_To do_
Nothing may be dropped or altered: reproduce all the data.

_Extracted data_
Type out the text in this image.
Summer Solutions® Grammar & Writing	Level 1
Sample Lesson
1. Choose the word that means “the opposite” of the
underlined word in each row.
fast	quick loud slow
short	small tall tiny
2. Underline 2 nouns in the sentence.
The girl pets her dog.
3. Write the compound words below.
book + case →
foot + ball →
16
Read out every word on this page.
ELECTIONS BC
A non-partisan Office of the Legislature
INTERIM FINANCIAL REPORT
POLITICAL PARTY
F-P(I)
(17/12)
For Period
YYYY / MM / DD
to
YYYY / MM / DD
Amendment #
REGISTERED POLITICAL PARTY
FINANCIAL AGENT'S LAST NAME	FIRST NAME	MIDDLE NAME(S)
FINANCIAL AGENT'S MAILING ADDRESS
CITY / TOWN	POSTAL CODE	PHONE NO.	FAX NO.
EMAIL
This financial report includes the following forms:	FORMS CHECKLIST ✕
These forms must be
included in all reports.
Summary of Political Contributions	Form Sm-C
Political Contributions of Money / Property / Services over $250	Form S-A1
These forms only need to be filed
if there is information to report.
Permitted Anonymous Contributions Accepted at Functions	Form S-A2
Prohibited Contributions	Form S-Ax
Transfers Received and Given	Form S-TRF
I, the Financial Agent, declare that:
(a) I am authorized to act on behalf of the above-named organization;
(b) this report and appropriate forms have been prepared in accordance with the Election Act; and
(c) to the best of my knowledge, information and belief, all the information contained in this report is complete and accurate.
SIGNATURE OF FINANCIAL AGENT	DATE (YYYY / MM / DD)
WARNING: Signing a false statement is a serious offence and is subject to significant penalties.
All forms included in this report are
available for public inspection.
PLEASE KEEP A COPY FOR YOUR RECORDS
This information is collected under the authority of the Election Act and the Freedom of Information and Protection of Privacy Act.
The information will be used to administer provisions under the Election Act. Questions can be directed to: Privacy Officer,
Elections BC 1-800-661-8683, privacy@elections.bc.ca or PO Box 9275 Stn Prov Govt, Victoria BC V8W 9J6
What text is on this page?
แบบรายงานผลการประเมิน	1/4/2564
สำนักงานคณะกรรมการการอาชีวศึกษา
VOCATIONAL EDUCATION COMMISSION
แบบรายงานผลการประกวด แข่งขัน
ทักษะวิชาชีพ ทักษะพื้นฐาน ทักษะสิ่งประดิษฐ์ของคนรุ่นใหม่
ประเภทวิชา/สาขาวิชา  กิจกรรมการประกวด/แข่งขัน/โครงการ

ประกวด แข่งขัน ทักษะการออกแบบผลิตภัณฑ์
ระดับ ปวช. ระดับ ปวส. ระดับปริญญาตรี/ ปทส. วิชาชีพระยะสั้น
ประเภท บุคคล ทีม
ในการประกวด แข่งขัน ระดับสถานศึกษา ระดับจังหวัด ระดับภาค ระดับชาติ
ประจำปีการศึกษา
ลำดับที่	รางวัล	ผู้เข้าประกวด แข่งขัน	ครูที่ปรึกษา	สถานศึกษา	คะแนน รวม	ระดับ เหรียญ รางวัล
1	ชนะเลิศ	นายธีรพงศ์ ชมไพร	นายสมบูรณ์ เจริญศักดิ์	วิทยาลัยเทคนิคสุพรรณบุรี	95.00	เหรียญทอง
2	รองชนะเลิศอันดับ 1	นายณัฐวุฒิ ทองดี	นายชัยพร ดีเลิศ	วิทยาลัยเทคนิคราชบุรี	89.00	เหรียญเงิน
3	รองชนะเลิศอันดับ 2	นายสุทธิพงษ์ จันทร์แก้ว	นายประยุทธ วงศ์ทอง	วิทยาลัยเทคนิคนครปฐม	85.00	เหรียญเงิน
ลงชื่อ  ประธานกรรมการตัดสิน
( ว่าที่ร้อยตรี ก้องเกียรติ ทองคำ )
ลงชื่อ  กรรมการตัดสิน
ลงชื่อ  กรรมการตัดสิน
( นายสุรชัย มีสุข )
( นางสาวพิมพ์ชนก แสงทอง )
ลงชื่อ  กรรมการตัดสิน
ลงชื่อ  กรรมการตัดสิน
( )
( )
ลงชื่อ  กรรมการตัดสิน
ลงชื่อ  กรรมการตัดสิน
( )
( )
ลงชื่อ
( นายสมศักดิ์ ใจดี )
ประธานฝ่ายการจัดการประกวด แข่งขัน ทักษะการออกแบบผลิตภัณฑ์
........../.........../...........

_Exercise result_
Type out the text in this image.
Summer Solutions® Grammar & Writing	Level 1
Sample Lesson
1. Choose the word that means “the opposite” of the
underlined word in each row.
fast	quick loud slow
short	small tall tiny
2. Underline 2 nouns in the sentence.
The girl pets her dog.
3. Write the compound words below.
book + case →
foot + ball →
16
Read out every word on this page.
ELECTIONS BC
A non-partisan Office of the Legislature
INTERIM FINANCIAL REPORT
POLITICAL PARTY
F-P(I)
(17/12)
For Period
YYYY / MM / DD
to
YYYY / MM / DD
Amendment #
REGISTERED POLITICAL PARTY
FINANCIAL AGENT'S LAST NAME	FIRST NAME	MIDDLE NAME(S)
FINANCIAL AGENT'S MAILING ADDRESS
CITY / TOWN	POSTAL CODE	PHONE NO.	FAX NO.
EMAIL
This financial report includes the following forms:	FORMS CHECKLIST ✕
These forms must be
included in all reports.
Summary of Political Contributions	Form Sm-C
Political Contributions of Money / Property / Services over $250	Form S-A1
These forms only need to be filed
if there is information to report.
Permitted Anonymous Contributions Accepted at Functions	Form S-A2
Prohibited Contributions	Form S-Ax
Transfers Received and Given	Form S-TRF
I, the Financial Agent, declare that:
(a) I am authorized to act on behalf of the above-named organization;
(b) this report and appropriate forms have been prepared in accordance with the Election Act; and
(c) to the best of my knowledge, information and belief, all the information contained in this report is complete and accurate.
SIGNATURE OF FINANCIAL AGENT	DATE (YYYY / MM / DD)
WARNING: Signing a false statement is a serious offence and is subject to significant penalties.
All forms included in this report are
available for public inspection.
PLEASE KEEP A COPY FOR YOUR RECORDS
This information is collected under the authority of the Election Act and the Freedom of Information and Protection of Privacy Act.
The information will be used to administer provisions under the Election Act. Questions can be directed to: Privacy Officer,
Elections BC 1-800-661-8683, privacy@elections.bc.ca or PO Box 9275 Stn Prov Govt, Victoria BC V8W 9J6
What text is on this page?
แบบรายงานผลการประเมิน	1/4/2564
สำนักงานคณะกรรมการการอาชีวศึกษา
VOCATIONAL EDUCATION COMMISSION
แบบรายงานผลการประกวด แข่งขัน
ทักษะวิชาชีพ ทักษะพื้นฐาน ทักษะสิ่งประดิษฐ์ของคนรุ่นใหม่
ประเภทวิชา/สาขาวิชา  กิจกรรมการประกวด/แข่งขัน/โครงการ

ประกวด แข่งขัน ทักษะการออกแบบผลิตภัณฑ์
ระดับ ปวช. ระดับ ปวส. ระดับปริญญาตรี/ ปทส. วิชาชีพระยะสั้น
ประเภท บุคคล ทีม
ในการประกวด แข่งขัน ระดับสถานศึกษา ระดับจังหวัด ระดับภาค ระดับชาติ
ประจำปีการศึกษา
ลำดับที่	รางวัล	ผู้เข้าประกวด แข่งขัน	ครูที่ปรึกษา	สถานศึกษา	คะแนน รวม	ระดับ เหรียญ รางวัล
1	ชนะเลิศ	นายธีรพงศ์ ชมไพร	นายสมบูรณ์ เจริญศักดิ์	วิทยาลัยเทคนิคสุพรรณบุรี	95.00	เหรียญทอง
2	รองชนะเลิศอันดับ 1	นายณัฐวุฒิ ทองดี	นายชัยพร ดีเลิศ	วิทยาลัยเทคนิคราชบุรี	89.00	เหรียญเงิน
3	รองชนะเลิศอันดับ 2	นายสุทธิพงษ์ จันทร์แก้ว	นายประยุทธ วงศ์ทอง	วิทยาลัยเทคนิคนครปฐม	85.00	เหรียญเงิน
ลงชื่อ  ประธานกรรมการตัดสิน
( ว่าที่ร้อยตรี ก้องเกียรติ ทองคำ )
ลงชื่อ  กรรมการตัดสิน
ลงชื่อ  กรรมการตัดสิน
( นายสุรชัย มีสุข )
( นางสาวพิมพ์ชนก แสงทอง )
ลงชื่อ  กรรมการตัดสิน
ลงชื่อ  กรรมการตัดสิน
( )
( )
ลงชื่อ  กรรมการตัดสิน
ลงชื่อ  กรรมการตัดสิน
( )
( )
ลงชื่อ
( นายสมศักดิ์ ใจดี )
ประธานฝ่ายการจัดการประกวด แข่งขัน ทักษะการออกแบบผลิตภัณฑ์
........../.........../...........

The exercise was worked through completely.